> [EXERCISE DIRECTIONS]:
Identify the lines that contain the string "Official", then copy each of them.

> [INPUT DATA]:
===

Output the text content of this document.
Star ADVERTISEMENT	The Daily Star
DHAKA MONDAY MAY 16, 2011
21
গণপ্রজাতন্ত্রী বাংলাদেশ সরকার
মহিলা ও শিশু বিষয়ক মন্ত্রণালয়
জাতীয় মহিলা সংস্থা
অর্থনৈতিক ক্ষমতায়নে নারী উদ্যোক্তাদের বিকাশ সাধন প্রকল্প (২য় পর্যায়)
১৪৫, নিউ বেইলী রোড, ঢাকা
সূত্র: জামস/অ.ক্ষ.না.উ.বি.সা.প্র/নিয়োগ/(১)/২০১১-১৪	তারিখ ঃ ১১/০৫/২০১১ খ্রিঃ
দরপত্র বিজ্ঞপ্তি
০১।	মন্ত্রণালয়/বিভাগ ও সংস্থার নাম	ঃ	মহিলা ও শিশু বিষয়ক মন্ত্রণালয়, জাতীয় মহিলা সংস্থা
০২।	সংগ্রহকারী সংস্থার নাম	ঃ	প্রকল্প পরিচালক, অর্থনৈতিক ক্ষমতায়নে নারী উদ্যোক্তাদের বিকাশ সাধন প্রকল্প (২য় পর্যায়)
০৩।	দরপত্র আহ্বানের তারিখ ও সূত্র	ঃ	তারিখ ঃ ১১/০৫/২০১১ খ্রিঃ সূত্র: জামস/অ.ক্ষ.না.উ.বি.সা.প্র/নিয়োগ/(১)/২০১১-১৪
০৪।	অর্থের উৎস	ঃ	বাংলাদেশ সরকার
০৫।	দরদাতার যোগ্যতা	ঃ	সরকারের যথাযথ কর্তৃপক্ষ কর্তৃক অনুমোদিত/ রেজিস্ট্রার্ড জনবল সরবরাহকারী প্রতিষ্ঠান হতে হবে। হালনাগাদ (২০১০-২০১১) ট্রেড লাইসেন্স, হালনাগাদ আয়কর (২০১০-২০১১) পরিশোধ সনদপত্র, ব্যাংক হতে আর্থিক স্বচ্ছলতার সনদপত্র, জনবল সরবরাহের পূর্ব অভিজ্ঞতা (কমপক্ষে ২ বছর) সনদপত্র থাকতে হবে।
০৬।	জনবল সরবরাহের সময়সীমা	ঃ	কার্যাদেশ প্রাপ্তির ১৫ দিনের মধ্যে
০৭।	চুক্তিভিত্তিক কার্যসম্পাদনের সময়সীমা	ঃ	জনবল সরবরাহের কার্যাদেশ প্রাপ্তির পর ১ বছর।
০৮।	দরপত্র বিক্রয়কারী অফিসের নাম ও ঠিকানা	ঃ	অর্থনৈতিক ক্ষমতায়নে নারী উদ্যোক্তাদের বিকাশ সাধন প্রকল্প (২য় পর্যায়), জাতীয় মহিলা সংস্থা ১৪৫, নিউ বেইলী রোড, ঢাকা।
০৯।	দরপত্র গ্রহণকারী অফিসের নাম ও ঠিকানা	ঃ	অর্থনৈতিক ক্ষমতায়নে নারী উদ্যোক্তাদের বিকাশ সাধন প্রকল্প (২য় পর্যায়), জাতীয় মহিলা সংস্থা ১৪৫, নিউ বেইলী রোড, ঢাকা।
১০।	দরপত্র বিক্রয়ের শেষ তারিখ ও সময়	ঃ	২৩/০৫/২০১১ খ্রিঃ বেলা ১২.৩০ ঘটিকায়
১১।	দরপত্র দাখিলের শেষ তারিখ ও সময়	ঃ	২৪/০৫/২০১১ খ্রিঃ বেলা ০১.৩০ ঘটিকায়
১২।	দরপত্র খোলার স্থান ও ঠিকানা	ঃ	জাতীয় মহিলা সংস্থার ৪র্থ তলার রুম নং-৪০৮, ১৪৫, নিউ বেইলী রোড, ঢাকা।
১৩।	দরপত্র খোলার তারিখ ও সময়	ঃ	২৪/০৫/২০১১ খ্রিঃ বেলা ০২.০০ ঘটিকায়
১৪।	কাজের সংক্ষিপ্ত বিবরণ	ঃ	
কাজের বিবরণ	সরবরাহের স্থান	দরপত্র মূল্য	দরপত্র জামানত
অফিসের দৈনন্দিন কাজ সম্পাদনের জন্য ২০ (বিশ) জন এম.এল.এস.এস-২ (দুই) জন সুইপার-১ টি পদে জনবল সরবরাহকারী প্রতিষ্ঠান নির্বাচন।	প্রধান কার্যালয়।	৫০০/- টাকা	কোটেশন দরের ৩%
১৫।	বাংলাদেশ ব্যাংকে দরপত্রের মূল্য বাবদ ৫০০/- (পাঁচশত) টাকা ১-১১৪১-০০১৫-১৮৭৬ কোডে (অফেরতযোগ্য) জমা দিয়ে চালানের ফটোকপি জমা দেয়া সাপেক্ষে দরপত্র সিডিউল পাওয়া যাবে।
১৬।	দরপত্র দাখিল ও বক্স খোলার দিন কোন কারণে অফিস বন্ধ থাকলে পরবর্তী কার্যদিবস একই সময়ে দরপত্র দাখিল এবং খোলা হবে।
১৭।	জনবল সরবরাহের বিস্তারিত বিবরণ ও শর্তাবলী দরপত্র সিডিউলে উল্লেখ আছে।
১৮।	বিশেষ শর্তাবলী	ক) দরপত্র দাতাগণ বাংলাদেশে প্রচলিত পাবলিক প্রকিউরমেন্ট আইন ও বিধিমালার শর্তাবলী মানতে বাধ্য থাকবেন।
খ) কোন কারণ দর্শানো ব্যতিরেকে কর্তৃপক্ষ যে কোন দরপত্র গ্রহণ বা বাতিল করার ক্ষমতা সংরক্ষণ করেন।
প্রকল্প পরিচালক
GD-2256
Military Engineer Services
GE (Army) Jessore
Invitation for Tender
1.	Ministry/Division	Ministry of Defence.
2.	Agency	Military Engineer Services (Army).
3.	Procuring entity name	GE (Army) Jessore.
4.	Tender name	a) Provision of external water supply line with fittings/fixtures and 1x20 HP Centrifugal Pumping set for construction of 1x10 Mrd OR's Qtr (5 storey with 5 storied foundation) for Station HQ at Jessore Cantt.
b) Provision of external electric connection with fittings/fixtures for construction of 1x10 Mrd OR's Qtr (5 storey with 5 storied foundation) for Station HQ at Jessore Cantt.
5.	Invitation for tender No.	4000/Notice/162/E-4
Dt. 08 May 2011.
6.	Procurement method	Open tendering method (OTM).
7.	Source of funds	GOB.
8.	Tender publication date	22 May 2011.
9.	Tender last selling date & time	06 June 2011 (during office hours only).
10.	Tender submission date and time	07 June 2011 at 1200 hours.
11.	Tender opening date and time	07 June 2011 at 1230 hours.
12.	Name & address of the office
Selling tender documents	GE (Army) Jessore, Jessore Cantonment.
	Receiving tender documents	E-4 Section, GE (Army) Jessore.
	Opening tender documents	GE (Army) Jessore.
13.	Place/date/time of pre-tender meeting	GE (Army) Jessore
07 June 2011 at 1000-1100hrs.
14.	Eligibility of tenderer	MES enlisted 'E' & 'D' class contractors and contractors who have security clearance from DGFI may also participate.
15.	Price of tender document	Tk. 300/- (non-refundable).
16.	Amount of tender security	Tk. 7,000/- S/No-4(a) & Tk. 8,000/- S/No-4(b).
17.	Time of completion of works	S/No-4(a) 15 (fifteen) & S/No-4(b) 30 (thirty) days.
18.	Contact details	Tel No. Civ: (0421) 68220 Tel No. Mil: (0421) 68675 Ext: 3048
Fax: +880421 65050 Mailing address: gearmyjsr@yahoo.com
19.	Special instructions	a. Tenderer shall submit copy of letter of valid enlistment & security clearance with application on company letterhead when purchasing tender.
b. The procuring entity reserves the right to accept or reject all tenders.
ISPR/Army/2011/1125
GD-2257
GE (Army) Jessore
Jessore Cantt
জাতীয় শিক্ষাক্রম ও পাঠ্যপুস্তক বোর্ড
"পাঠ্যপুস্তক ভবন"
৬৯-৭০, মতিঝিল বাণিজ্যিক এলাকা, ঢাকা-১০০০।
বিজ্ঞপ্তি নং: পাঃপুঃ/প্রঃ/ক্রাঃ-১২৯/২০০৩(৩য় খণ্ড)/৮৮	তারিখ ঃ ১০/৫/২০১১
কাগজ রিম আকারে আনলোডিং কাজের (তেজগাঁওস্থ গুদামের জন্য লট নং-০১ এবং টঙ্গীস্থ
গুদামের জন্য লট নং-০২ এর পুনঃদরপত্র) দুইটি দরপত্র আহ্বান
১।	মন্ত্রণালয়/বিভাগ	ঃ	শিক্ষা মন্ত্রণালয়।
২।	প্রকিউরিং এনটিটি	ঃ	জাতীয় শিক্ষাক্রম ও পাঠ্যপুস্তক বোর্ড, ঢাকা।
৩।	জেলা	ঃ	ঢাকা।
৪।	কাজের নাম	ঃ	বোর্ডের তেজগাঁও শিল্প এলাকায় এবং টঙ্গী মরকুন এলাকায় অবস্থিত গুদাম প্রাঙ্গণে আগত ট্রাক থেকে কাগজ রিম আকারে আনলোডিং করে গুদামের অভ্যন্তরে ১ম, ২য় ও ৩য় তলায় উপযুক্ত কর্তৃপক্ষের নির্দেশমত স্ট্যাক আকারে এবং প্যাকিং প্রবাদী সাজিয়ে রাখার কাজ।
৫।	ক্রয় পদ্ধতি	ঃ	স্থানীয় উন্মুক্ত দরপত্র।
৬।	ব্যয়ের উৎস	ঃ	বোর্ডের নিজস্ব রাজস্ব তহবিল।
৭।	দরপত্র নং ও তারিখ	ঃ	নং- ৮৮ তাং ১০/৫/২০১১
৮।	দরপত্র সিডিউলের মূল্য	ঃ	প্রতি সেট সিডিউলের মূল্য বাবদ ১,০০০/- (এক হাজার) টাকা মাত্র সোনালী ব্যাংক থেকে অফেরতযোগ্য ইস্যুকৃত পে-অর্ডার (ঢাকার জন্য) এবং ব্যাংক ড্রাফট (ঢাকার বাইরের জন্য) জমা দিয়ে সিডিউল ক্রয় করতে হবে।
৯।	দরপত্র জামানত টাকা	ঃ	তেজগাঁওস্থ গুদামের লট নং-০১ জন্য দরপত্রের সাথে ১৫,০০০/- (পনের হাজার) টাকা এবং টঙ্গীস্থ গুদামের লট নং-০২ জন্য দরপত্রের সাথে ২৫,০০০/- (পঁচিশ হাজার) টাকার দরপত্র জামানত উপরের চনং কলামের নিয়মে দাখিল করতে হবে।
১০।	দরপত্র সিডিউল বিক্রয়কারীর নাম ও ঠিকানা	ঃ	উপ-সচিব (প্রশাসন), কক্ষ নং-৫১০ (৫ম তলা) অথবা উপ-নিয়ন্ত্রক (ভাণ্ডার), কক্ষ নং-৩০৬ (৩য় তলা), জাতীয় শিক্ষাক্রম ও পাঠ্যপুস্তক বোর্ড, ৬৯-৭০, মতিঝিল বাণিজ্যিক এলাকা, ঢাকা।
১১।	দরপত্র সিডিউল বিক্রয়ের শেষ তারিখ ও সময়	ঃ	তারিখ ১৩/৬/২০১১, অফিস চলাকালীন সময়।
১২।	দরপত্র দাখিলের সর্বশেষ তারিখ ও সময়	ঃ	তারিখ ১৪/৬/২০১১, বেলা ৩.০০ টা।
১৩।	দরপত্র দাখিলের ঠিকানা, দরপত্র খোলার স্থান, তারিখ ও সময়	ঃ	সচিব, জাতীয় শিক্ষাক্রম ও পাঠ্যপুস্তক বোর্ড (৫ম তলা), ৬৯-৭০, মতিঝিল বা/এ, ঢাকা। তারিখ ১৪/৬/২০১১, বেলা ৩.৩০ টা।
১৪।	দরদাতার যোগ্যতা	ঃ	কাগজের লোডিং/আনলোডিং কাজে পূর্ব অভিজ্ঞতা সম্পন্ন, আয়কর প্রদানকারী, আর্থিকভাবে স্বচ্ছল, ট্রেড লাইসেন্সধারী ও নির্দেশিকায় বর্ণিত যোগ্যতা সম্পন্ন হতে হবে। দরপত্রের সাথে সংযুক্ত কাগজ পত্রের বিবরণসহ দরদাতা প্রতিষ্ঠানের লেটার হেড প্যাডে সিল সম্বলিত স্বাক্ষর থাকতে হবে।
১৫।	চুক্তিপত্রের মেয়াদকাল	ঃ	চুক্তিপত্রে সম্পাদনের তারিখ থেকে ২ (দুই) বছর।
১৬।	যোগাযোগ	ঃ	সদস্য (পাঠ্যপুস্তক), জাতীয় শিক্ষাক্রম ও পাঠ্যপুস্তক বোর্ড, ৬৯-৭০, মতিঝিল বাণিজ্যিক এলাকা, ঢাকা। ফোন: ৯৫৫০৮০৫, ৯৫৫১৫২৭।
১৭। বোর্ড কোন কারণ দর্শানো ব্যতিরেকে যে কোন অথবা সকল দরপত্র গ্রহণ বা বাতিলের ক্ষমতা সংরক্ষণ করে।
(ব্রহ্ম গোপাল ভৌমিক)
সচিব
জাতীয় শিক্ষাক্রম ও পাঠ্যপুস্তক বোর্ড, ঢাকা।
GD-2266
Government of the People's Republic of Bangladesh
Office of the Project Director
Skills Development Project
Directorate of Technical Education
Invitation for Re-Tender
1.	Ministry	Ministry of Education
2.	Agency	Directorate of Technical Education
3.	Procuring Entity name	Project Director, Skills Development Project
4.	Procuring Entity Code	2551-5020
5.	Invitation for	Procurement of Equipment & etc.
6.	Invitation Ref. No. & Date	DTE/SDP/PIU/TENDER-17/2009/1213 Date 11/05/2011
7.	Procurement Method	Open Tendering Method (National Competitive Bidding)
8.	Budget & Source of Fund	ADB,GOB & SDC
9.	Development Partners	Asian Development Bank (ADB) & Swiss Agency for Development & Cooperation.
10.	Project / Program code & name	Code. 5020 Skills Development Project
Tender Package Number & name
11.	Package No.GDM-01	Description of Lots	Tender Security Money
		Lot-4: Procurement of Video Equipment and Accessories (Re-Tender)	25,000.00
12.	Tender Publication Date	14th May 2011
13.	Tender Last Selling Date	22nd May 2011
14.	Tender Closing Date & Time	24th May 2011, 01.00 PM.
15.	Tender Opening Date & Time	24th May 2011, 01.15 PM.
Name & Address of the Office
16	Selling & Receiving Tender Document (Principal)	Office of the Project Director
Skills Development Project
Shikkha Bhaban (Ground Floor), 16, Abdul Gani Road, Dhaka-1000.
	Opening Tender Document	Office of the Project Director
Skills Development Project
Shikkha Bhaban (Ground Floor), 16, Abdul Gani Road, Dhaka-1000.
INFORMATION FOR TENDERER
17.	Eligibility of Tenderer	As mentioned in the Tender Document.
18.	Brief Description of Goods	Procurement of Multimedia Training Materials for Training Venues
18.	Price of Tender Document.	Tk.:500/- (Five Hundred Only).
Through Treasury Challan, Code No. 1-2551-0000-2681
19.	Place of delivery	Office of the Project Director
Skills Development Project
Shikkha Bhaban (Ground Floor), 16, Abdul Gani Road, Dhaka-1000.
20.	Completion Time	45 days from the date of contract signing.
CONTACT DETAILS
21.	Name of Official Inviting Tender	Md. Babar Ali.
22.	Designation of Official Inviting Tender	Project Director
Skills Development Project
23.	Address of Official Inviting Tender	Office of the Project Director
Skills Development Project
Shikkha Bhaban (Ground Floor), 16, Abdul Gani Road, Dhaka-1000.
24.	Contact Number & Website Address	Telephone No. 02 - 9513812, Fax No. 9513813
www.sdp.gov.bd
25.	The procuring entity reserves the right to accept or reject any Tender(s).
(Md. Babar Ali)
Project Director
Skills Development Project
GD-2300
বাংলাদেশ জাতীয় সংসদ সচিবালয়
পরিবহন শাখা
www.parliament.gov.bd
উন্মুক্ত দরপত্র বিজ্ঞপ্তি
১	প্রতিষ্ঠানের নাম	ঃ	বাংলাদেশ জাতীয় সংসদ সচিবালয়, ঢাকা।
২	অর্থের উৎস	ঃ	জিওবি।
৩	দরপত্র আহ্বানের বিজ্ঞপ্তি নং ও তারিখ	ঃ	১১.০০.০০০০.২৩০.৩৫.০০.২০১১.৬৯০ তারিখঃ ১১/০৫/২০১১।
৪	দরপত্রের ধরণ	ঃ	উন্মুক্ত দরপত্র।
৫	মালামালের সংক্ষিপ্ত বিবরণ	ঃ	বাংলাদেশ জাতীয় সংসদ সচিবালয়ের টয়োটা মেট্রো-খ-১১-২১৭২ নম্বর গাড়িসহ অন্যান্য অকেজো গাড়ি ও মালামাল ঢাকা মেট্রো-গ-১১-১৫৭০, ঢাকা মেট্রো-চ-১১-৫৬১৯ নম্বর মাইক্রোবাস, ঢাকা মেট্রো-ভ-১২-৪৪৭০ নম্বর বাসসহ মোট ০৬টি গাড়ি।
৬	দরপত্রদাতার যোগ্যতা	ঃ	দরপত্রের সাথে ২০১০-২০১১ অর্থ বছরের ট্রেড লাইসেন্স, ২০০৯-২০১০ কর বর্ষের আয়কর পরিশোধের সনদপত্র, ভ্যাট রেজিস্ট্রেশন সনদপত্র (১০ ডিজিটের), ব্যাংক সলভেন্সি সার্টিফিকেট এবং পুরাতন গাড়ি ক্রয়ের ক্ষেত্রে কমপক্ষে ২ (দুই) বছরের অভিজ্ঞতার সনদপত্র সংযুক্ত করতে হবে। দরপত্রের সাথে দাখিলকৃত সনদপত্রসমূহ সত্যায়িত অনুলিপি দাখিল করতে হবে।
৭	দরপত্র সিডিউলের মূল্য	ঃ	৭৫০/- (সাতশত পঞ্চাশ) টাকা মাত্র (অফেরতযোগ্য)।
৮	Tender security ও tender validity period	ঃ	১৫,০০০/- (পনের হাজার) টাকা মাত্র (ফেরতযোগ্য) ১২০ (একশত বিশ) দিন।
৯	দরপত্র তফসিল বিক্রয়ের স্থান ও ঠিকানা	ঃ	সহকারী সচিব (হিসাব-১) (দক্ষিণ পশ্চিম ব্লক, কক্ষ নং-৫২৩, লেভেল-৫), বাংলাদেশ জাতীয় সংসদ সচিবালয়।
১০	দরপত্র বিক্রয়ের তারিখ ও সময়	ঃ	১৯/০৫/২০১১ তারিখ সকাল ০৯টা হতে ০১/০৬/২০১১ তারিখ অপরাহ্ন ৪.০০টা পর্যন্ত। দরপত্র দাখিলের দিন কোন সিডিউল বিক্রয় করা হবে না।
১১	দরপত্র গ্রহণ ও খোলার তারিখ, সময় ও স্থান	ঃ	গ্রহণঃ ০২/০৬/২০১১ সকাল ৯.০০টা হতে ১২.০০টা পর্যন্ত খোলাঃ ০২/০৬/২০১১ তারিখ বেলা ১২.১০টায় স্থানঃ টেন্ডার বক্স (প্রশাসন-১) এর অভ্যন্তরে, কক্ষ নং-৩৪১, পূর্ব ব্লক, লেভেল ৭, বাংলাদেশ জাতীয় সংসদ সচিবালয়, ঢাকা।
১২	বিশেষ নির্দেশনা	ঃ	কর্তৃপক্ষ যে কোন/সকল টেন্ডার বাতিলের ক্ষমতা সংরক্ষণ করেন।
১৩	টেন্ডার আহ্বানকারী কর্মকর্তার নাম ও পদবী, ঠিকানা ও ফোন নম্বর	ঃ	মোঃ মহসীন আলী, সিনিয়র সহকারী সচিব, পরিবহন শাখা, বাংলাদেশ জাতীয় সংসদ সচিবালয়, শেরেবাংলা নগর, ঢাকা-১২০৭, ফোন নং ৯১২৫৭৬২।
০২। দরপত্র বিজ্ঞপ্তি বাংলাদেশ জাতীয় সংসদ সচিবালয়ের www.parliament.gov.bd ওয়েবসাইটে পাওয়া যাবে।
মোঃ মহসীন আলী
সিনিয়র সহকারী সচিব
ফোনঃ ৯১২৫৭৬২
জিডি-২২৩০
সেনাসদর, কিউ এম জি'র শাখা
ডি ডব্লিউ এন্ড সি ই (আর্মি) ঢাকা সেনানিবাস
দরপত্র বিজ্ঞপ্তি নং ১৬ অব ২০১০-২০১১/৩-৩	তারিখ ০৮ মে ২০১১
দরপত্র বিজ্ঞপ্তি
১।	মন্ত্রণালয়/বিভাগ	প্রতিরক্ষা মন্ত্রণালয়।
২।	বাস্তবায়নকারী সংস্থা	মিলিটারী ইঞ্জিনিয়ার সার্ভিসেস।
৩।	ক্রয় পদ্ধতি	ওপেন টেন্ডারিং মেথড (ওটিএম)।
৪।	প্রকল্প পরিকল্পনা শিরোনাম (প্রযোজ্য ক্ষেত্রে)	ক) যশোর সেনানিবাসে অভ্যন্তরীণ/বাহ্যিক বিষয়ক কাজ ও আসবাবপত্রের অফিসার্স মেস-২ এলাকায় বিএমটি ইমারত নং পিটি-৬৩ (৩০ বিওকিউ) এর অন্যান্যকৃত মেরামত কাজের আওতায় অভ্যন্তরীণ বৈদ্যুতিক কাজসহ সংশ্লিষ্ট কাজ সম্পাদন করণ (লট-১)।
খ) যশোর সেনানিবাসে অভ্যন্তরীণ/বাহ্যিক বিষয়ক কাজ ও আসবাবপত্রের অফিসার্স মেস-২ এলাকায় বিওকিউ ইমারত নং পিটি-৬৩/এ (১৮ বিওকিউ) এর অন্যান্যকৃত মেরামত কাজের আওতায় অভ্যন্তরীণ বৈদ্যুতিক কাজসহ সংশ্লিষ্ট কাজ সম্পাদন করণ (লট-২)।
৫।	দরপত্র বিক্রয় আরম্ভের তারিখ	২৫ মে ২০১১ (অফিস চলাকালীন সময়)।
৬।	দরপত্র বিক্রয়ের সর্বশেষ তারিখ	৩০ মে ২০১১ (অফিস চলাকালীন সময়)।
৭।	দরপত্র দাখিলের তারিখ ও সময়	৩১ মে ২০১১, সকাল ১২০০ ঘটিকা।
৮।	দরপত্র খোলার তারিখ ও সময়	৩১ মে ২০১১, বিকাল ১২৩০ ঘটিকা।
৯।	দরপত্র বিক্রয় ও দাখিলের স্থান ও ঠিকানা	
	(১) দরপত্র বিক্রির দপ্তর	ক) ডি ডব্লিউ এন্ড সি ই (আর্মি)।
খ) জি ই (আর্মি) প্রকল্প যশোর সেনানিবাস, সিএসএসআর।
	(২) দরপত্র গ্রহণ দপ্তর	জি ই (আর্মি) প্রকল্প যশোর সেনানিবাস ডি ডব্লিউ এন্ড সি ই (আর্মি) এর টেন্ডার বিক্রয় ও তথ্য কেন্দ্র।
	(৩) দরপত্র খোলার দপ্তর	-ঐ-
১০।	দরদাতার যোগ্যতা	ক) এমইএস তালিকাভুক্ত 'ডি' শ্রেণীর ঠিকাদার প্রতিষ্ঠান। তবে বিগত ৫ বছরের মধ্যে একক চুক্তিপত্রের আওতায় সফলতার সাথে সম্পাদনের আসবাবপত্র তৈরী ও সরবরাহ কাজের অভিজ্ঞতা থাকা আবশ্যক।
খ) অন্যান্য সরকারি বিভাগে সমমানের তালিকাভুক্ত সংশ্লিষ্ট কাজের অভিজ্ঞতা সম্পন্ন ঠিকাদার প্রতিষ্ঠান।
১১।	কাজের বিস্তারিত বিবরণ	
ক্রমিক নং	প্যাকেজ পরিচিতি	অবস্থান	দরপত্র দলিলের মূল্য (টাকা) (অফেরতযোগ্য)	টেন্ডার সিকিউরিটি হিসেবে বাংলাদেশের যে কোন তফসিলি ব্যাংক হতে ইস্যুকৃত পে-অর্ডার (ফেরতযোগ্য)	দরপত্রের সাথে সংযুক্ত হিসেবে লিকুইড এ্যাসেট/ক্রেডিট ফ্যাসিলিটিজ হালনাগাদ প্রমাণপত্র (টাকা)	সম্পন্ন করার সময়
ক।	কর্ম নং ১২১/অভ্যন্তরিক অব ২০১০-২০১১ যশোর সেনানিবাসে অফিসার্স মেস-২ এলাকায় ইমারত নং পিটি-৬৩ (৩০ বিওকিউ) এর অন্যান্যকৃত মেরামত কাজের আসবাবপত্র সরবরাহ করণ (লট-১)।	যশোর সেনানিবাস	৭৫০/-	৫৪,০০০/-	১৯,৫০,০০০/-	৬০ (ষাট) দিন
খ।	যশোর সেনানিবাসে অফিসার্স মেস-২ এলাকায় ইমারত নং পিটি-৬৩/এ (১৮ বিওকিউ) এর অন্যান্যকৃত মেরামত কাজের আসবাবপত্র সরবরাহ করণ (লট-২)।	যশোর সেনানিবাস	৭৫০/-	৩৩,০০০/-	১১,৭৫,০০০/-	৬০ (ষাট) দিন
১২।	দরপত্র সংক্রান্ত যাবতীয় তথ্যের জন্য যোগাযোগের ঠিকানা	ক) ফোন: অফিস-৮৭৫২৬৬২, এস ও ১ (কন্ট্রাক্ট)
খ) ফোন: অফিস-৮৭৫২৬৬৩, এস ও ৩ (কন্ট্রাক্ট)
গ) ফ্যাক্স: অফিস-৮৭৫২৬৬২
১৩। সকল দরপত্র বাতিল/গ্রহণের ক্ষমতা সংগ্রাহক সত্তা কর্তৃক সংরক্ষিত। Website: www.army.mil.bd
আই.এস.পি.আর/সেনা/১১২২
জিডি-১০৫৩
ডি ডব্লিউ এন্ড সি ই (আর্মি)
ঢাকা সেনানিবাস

===

> [THE OUTPUT]:
21.	Name of Official Inviting Tender	Md. Babar Ali.
22.	Designation of Official Inviting Tender	Project Director
23.	Address of Official Inviting Tender	Office of the Project Director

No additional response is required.